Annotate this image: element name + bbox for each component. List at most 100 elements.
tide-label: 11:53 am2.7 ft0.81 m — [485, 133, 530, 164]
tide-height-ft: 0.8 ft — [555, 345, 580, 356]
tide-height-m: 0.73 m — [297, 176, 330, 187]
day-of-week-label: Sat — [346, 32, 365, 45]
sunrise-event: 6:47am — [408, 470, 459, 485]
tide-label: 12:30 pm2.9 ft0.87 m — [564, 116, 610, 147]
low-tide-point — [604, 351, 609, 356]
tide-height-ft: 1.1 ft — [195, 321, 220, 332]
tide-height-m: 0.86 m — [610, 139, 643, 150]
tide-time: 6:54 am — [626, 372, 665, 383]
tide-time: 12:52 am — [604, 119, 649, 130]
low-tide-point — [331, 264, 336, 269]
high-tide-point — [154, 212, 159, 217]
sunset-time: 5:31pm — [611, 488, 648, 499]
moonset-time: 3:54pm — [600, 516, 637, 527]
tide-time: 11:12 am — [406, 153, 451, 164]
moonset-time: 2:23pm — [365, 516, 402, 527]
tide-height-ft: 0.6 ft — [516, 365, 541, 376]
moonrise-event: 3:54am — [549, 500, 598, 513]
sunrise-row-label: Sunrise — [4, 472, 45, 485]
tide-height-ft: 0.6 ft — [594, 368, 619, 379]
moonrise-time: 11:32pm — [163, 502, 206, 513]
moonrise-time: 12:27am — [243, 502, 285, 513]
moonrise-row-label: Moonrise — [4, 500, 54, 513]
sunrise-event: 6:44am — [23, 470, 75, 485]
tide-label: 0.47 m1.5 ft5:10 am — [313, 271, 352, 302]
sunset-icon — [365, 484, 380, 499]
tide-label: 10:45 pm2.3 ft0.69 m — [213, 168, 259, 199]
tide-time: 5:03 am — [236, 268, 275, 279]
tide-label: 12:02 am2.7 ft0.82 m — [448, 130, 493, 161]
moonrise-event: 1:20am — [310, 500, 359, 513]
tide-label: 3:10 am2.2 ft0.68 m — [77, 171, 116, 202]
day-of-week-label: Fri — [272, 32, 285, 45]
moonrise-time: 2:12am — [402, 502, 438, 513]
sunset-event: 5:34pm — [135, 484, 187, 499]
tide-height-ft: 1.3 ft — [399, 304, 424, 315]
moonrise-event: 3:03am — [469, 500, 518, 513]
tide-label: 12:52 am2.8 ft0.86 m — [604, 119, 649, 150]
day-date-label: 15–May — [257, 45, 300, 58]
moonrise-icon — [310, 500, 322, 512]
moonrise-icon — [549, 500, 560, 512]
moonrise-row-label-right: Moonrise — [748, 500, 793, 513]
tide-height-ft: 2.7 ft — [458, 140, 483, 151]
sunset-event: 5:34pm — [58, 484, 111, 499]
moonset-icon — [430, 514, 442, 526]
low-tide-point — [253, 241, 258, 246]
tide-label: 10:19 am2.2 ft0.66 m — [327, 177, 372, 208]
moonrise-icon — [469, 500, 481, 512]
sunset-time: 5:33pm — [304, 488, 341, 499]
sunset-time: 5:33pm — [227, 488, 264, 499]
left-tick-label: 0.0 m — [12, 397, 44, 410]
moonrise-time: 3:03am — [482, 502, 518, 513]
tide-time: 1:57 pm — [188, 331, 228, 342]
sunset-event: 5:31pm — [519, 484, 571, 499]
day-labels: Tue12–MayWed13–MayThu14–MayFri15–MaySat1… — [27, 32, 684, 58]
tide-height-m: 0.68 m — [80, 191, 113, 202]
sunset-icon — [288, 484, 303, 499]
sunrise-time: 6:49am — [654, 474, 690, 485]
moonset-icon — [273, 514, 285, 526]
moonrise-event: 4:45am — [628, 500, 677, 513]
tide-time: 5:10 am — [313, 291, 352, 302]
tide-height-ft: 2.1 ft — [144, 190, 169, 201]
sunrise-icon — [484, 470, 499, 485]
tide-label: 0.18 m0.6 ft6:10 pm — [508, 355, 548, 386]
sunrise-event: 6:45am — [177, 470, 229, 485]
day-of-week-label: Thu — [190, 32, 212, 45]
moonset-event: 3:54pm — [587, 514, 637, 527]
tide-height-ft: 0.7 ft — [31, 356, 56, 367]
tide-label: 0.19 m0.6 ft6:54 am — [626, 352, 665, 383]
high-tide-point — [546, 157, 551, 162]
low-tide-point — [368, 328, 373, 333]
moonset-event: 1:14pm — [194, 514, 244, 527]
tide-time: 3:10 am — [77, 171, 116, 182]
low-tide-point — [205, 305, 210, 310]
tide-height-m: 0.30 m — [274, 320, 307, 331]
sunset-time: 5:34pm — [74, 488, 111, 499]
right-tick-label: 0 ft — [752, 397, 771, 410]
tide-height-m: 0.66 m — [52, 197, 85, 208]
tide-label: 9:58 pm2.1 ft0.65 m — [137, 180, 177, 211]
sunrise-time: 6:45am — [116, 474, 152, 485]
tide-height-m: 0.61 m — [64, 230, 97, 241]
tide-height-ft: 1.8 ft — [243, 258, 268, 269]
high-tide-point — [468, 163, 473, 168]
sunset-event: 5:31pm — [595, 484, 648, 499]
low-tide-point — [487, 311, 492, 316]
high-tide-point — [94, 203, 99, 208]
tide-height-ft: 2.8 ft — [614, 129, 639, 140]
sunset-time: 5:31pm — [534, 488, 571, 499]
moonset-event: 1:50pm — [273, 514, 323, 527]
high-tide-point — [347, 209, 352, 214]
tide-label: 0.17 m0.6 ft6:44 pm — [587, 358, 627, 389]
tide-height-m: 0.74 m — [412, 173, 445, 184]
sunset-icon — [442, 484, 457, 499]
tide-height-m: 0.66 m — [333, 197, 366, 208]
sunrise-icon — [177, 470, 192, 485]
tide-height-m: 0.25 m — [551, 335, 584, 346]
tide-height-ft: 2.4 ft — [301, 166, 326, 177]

*TASK REQUIREMENTS*. Rewrite the data with "sunset-icon" switched to "sunset-symbol" wherever it occurs. Keep every other part of each line the same.

*ANSWER IN FULL*.
Annotate this image: element name + bbox for each component. List at most 100 elements.
tide-label: 11:53 am2.7 ft0.81 m — [485, 133, 530, 164]
tide-height-ft: 0.8 ft — [555, 345, 580, 356]
tide-height-m: 0.73 m — [297, 176, 330, 187]
day-of-week-label: Sat — [346, 32, 365, 45]
sunrise-event: 6:47am — [408, 470, 459, 485]
tide-label: 12:30 pm2.9 ft0.87 m — [564, 116, 610, 147]
low-tide-point — [604, 351, 609, 356]
tide-height-ft: 1.1 ft — [195, 321, 220, 332]
tide-height-m: 0.86 m — [610, 139, 643, 150]
tide-time: 6:54 am — [626, 372, 665, 383]
tide-time: 12:52 am — [604, 119, 649, 130]
low-tide-point — [331, 264, 336, 269]
high-tide-point — [154, 212, 159, 217]
sunset-time: 5:31pm — [611, 488, 648, 499]
moonset-time: 3:54pm — [600, 516, 637, 527]
tide-time: 11:12 am — [406, 153, 451, 164]
moonset-time: 2:23pm — [365, 516, 402, 527]
tide-height-ft: 0.6 ft — [516, 365, 541, 376]
moonrise-event: 3:54am — [549, 500, 598, 513]
sunrise-row-label: Sunrise — [4, 472, 45, 485]
tide-height-ft: 0.6 ft — [594, 368, 619, 379]
moonrise-time: 11:32pm — [163, 502, 206, 513]
moonrise-time: 12:27am — [243, 502, 285, 513]
moonrise-row-label: Moonrise — [4, 500, 54, 513]
sunrise-event: 6:44am — [23, 470, 75, 485]
tide-label: 0.47 m1.5 ft5:10 am — [313, 271, 352, 302]
sunset-symbol — [365, 484, 380, 499]
tide-label: 10:45 pm2.3 ft0.69 m — [213, 168, 259, 199]
tide-time: 5:03 am — [236, 268, 275, 279]
tide-label: 12:02 am2.7 ft0.82 m — [448, 130, 493, 161]
moonrise-event: 1:20am — [310, 500, 359, 513]
tide-label: 3:10 am2.2 ft0.68 m — [77, 171, 116, 202]
day-of-week-label: Fri — [272, 32, 285, 45]
moonrise-time: 2:12am — [402, 502, 438, 513]
sunset-event: 5:34pm — [135, 484, 187, 499]
tide-height-ft: 1.3 ft — [399, 304, 424, 315]
moonrise-event: 3:03am — [469, 500, 518, 513]
tide-label: 12:52 am2.8 ft0.86 m — [604, 119, 649, 150]
day-date-label: 15–May — [257, 45, 300, 58]
moonrise-icon — [310, 500, 322, 512]
moonrise-icon — [549, 500, 560, 512]
moonrise-row-label-right: Moonrise — [748, 500, 793, 513]
tide-height-ft: 2.7 ft — [458, 140, 483, 151]
sunset-event: 5:34pm — [58, 484, 111, 499]
moonset-icon — [430, 514, 442, 526]
low-tide-point — [253, 241, 258, 246]
tide-label: 10:19 am2.2 ft0.66 m — [327, 177, 372, 208]
moonrise-icon — [469, 500, 481, 512]
sunset-time: 5:33pm — [304, 488, 341, 499]
sunset-time: 5:33pm — [227, 488, 264, 499]
left-tick-label: 0.0 m — [12, 397, 44, 410]
moonrise-time: 3:03am — [482, 502, 518, 513]
tide-time: 1:57 pm — [188, 331, 228, 342]
sunset-event: 5:31pm — [519, 484, 571, 499]
day-labels: Tue12–MayWed13–MayThu14–MayFri15–MaySat1… — [27, 32, 684, 58]
tide-height-m: 0.68 m — [80, 191, 113, 202]
sunset-symbol — [288, 484, 303, 499]
sunrise-time: 6:49am — [654, 474, 690, 485]
moonset-icon — [273, 514, 285, 526]
moonrise-event: 4:45am — [628, 500, 677, 513]
tide-time: 5:10 am — [313, 291, 352, 302]
tide-height-ft: 2.1 ft — [144, 190, 169, 201]
sunrise-icon — [484, 470, 499, 485]
tide-label: 0.18 m0.6 ft6:10 pm — [508, 355, 548, 386]
sunrise-event: 6:45am — [177, 470, 229, 485]
day-of-week-label: Thu — [190, 32, 212, 45]
moonset-event: 3:54pm — [587, 514, 637, 527]
tide-height-ft: 0.7 ft — [31, 356, 56, 367]
tide-label: 0.19 m0.6 ft6:54 am — [626, 352, 665, 383]
high-tide-point — [546, 157, 551, 162]
low-tide-point — [368, 328, 373, 333]
moonset-event: 1:14pm — [194, 514, 244, 527]
tide-time: 3:10 am — [77, 171, 116, 182]
low-tide-point — [205, 305, 210, 310]
tide-height-m: 0.30 m — [274, 320, 307, 331]
sunset-time: 5:34pm — [74, 488, 111, 499]
right-tick-label: 0 ft — [752, 397, 771, 410]
tide-height-m: 0.66 m — [52, 197, 85, 208]
tide-label: 9:58 pm2.1 ft0.65 m — [137, 180, 177, 211]
sunrise-time: 6:45am — [116, 474, 152, 485]
tide-height-m: 0.61 m — [64, 230, 97, 241]
tide-height-ft: 1.8 ft — [243, 258, 268, 269]
high-tide-point — [468, 163, 473, 168]
sunset-event: 5:31pm — [595, 484, 648, 499]
low-tide-point — [487, 311, 492, 316]
high-tide-point — [94, 203, 99, 208]
tide-height-ft: 2.8 ft — [614, 129, 639, 140]
sunset-time: 5:31pm — [534, 488, 571, 499]
moonset-event: 1:50pm — [273, 514, 323, 527]
high-tide-point — [347, 209, 352, 214]
tide-label: 0.17 m0.6 ft6:44 pm — [587, 358, 627, 389]
tide-height-m: 0.74 m — [412, 173, 445, 184]
sunset-symbol — [442, 484, 457, 499]
tide-height-m: 0.66 m — [333, 197, 366, 208]
sunrise-icon — [177, 470, 192, 485]
tide-height-m: 0.25 m — [551, 335, 584, 346]
tide-height-ft: 2.4 ft — [301, 166, 326, 177]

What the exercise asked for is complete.